• [Work instructions]:
State how many lines of the entries hold the string "given". Reply with the number alone.

• [Input rows]:

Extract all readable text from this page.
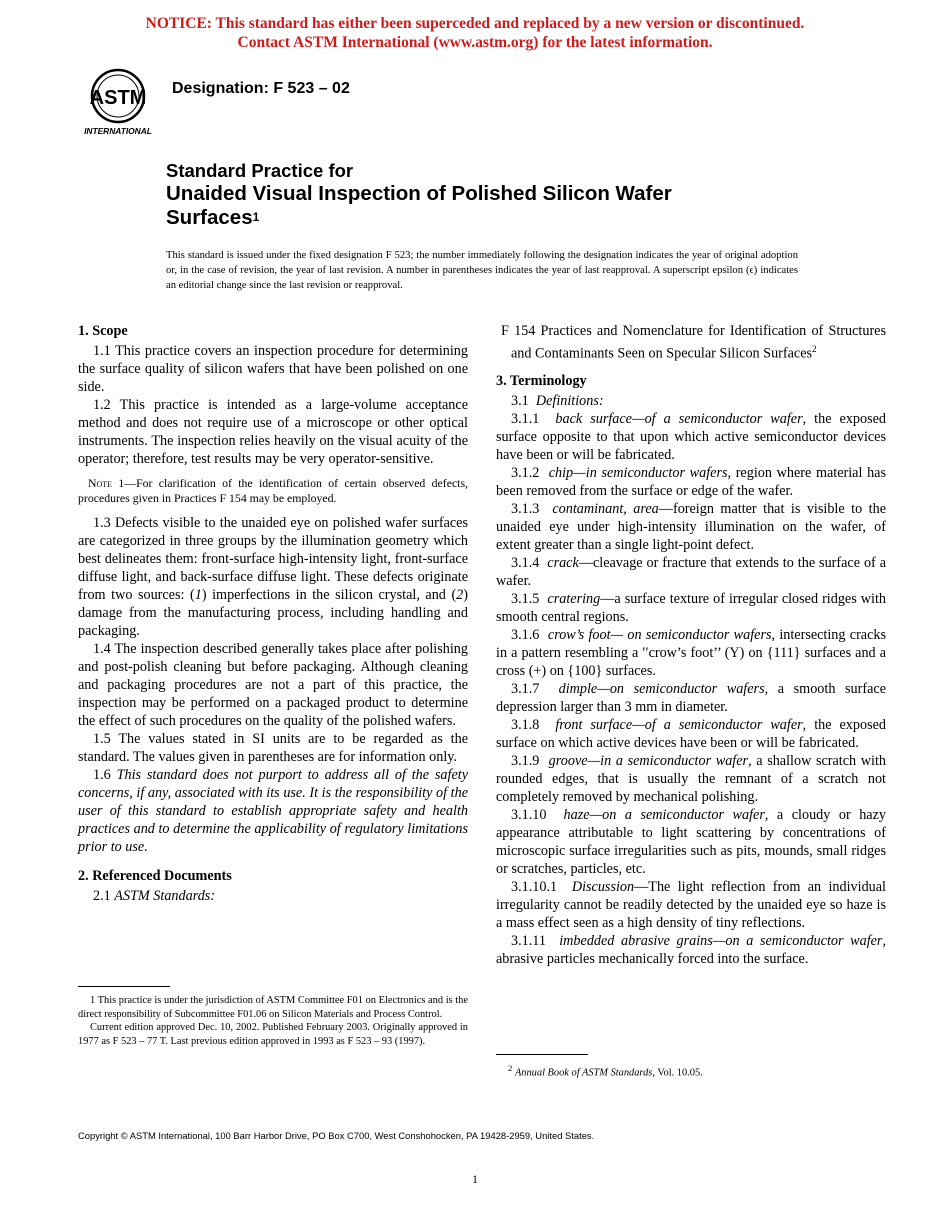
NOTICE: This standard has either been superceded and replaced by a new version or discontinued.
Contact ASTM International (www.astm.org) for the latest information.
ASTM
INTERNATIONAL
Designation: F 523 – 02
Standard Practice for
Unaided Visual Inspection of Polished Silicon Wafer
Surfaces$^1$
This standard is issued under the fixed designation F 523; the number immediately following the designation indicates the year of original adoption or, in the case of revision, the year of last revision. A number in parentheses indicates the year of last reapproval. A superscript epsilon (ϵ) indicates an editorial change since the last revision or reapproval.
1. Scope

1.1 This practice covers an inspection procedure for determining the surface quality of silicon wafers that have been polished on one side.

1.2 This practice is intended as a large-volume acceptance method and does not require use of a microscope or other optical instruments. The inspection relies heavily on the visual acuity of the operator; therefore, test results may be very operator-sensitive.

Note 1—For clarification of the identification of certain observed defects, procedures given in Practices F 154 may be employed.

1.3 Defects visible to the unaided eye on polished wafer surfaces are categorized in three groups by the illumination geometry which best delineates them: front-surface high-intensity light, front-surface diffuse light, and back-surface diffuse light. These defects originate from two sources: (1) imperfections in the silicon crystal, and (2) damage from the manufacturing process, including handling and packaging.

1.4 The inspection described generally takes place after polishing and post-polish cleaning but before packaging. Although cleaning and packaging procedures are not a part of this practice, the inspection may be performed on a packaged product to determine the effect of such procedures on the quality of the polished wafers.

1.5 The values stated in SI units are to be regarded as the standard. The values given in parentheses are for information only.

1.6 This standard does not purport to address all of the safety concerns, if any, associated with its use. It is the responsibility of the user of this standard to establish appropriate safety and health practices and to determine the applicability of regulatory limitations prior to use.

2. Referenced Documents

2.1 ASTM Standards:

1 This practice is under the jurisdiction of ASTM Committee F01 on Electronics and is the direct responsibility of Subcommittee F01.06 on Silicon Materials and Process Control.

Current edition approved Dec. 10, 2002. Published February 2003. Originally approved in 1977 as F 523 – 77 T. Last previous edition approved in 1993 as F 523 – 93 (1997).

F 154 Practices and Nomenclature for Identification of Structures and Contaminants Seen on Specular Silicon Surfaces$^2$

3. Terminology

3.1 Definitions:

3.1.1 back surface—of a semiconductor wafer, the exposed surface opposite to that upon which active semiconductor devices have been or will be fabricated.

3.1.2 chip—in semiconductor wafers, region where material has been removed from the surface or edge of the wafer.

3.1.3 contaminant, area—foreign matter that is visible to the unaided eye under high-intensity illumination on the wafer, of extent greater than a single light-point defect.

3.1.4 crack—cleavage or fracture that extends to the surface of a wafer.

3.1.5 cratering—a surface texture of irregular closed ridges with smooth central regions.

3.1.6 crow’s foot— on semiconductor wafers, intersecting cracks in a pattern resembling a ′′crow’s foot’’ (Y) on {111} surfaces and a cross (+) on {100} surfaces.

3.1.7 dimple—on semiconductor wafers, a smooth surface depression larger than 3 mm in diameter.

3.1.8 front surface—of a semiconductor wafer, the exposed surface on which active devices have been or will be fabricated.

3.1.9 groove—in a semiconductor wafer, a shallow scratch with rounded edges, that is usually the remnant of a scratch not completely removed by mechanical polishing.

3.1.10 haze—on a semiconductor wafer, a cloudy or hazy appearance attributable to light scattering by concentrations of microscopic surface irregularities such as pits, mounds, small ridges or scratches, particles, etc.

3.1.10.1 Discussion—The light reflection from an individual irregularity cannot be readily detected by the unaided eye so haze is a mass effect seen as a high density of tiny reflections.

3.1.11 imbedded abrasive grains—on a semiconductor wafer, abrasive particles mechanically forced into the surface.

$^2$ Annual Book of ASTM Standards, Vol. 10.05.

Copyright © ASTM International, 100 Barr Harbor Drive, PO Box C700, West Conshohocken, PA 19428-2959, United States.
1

• [Written solution]:
2